** start of Provided information **
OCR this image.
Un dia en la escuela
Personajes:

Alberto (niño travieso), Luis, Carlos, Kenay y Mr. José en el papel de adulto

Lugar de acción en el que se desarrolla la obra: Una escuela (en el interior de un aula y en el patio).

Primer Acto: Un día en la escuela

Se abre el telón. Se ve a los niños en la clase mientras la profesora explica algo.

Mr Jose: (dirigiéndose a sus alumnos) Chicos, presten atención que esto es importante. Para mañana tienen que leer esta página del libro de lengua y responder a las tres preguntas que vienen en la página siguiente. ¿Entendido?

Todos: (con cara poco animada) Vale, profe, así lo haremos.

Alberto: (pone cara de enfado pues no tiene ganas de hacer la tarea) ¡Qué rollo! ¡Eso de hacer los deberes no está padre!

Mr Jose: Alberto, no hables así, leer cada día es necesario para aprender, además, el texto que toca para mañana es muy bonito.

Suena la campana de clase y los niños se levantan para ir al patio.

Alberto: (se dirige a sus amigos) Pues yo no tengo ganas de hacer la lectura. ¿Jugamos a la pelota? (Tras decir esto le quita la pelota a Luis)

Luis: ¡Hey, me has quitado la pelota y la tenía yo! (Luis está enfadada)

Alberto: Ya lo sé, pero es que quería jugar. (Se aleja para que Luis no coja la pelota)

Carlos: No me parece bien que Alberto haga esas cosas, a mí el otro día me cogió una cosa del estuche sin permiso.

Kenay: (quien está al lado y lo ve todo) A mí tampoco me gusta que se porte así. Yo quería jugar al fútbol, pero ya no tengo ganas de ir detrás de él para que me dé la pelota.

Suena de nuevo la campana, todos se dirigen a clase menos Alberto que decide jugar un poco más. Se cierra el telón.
** end of Provided information **
## Problem
Give every line of the material again, exactly as it reads.

## Written solution
OCR this image.
Un dia en la escuela
Personajes:

Alberto (niño travieso), Luis, Carlos, Kenay y Mr. José en el papel de adulto

Lugar de acción en el que se desarrolla la obra: Una escuela (en el interior de un aula y en el patio).

Primer Acto: Un día en la escuela

Se abre el telón. Se ve a los niños en la clase mientras la profesora explica algo.

Mr Jose: (dirigiéndose a sus alumnos) Chicos, presten atención que esto es importante. Para mañana tienen que leer esta página del libro de lengua y responder a las tres preguntas que vienen en la página siguiente. ¿Entendido?

Todos: (con cara poco animada) Vale, profe, así lo haremos.

Alberto: (pone cara de enfado pues no tiene ganas de hacer la tarea) ¡Qué rollo! ¡Eso de hacer los deberes no está padre!

Mr Jose: Alberto, no hables así, leer cada día es necesario para aprender, además, el texto que toca para mañana es muy bonito.

Suena la campana de clase y los niños se levantan para ir al patio.

Alberto: (se dirige a sus amigos) Pues yo no tengo ganas de hacer la lectura. ¿Jugamos a la pelota? (Tras decir esto le quita la pelota a Luis)

Luis: ¡Hey, me has quitado la pelota y la tenía yo! (Luis está enfadada)

Alberto: Ya lo sé, pero es que quería jugar. (Se aleja para que Luis no coja la pelota)

Carlos: No me parece bien que Alberto haga esas cosas, a mí el otro día me cogió una cosa del estuche sin permiso.

Kenay: (quien está al lado y lo ve todo) A mí tampoco me gusta que se porte así. Yo quería jugar al fútbol, pero ya no tengo ganas de ir detrás de él para que me dé la pelota.

Suena de nuevo la campana, todos se dirigen a clase menos Alberto que decide jugar un poco más. Se cierra el telón.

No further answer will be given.